GIVEN PASSAGE:
The world awaits quantum technology. Quantum computing is expected to solve complex problems that current, or classical, computing cannot. And quantum networking is essential for realizing the full potential of quantum computing, enabling breakthroughs in our understanding of nature, as well as applications that improve everyday life.
But making it a reality requires the development of precise quantum computers and reliable quantum networks that leverage current computer technologies and existing infrastructure.
Recently, as a sort of proof of potential and a first step toward functional quantum networks, a team of researchers with the Illinois‐Express Quantum Network (IEQNET) successfully deployed a long-distance quantum network between two U.S. Department of Energy (DOE) laboratories using local fiber optics.
The experiment marked the first time that quantum-encoded photons — the particle through which quantum information is delivered — and classical signals were simultaneously delivered across a metropolitan-scale distance with an unprecedented level of synchronization.
The IEQNET collaboration includes the DOE’s Fermi National Accelerator and Argonne National laboratories, Northwestern University and Caltech. Their success is derived, in part, from the fact that its members encompass the breadth of computing architectures, from classical and quantum to hybrid.
“To have two national labs that are 50 kilometers apart, working on quantum networks with this shared range of technical capability and expertise, is not a trivial thing,” said Panagiotis Spentzouris, head of the Quantum Science Program at Fermilab and lead researcher on the project. “You need a diverse team to attack this very difficult and complex problem.”

To test the synchronicity of two clocks — one at Argonne and one at Fermilab — scientists transmitted a traditional clock signal (blue) and a quantum signal (orange) simultaneously between the two clocks. The signals were sent over the Illinois Express Quantum Network. Researchers found that the two clocks remained synchronized within a time window smaller than 5 picoseconds, or 5 trillionths of a second. Image: Lee Turman, Argonne
And for that team, synchronization proved the beast to tame. Together, they showed that it is possible for quantum and classical signals to coexist across the same network fiber and achieve synchronization, both in metropolitan-scale distances and real-world conditions.
Classical computing networks, the researchers point out, are complex enough. Introducing the challenge that is quantum networking into the mix changes the game considerably.
When classical computers need to execute synchronized operations and functions, like those required for security and computation acceleration, they rely on something called the Network Time Protocol. This protocol distributes a clock signal over the same network that carries information, with a precision that is a million times faster than a blink of an eye.

ENTRIES:

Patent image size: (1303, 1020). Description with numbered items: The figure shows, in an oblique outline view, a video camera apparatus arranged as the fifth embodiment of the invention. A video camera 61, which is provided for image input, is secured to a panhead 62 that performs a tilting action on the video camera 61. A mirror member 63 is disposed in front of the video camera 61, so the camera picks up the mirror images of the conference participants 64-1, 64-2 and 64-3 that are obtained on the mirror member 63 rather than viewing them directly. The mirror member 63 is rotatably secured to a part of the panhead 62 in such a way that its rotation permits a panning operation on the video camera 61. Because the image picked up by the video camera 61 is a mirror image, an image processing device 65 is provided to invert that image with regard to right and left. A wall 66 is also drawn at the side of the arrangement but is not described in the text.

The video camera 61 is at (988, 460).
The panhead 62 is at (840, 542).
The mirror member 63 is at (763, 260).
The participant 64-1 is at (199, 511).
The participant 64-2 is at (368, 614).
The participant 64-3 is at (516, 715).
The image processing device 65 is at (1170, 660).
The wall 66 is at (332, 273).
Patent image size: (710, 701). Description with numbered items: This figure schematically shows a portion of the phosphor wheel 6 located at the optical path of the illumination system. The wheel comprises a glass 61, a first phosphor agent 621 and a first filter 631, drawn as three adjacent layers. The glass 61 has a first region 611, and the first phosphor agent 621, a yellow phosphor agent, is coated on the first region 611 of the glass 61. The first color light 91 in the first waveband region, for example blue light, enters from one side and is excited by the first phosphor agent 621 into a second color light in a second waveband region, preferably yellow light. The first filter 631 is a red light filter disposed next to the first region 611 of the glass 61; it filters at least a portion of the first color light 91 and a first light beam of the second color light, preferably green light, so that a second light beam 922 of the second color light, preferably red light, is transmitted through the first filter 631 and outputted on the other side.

THE TASKS:
(a) Reproduce the part of the quantum networking text that opens with the words "When classical computers" and closes with "blink of an eye.", swapping "Network Time Protocol" for "Precision Time Protocol".
(b) In the quantum networking text, how far apart are the two national labs working on quantum networks?
(c) Please write the next part of the quantum networking text, picking up after its final sentence.

FINAL ANSWERS:
(a)
When classical computers need to execute synchronized operations and functions, like those required for security and computation acceleration, they rely on something called the Precision Time Protocol. This protocol distributes a clock signal over the same network that carries information, with a precision that is a million times faster than a blink of an eye.

(b) 50 kilometers

(c)
With quantum computing, the precision required is even greater. Imagine that the classical network time protocol is an Olympic runner; the clock for quantum computing is The Flash, the superfast superhero from comic books and films.
To assure that they get pairs of photons that are entangled — the ability to influence one another from a distance — the researchers must generate the quantum-encoded photons in great numbers.
Knowing which pairs are entangled is where the synchronicity comes in. The team used similar timing signals to synchronize the clocks at each destination, or node, across the Fermilab-Argonne network.
“To have two national labs that are 50 kilometers apart, working on quantum networks with this shared range of technical capability and expertise, is not a trivial thing.” Panagiotis Spentzouris, head of the Quantum Science Program at Fermilab
Precision electronics are used to adjust this timing signal based on known factors, like distance and speed — in this case, that photons always travel at the speed of light — as well as for interference generated by the environment, such as temperature changes or vibrations, in the fiber optics.
Because they had only two fiber strands between the two labs, the researchers had to send the clock on the same fiber that carried the entangled photons. The way to separate the clock from the quantum signal is to use different wavelengths, but that comes with its own challenge.
“Choosing appropriate wavelengths for the quantum and classical synchronization signals is very important for minimizing interference that will affect the quantum information,” said Rajkumar Kettimuthu, an Argonne computer scientist and project team member. “One analogy could be that the fiber is a road, and wavelengths are lanes. The photon is a cyclist, and the clock is a truck. If we are not careful, the truck can cross into the bike lane. So, we performed a large number of experiments to make sure the truck stayed in its lane.”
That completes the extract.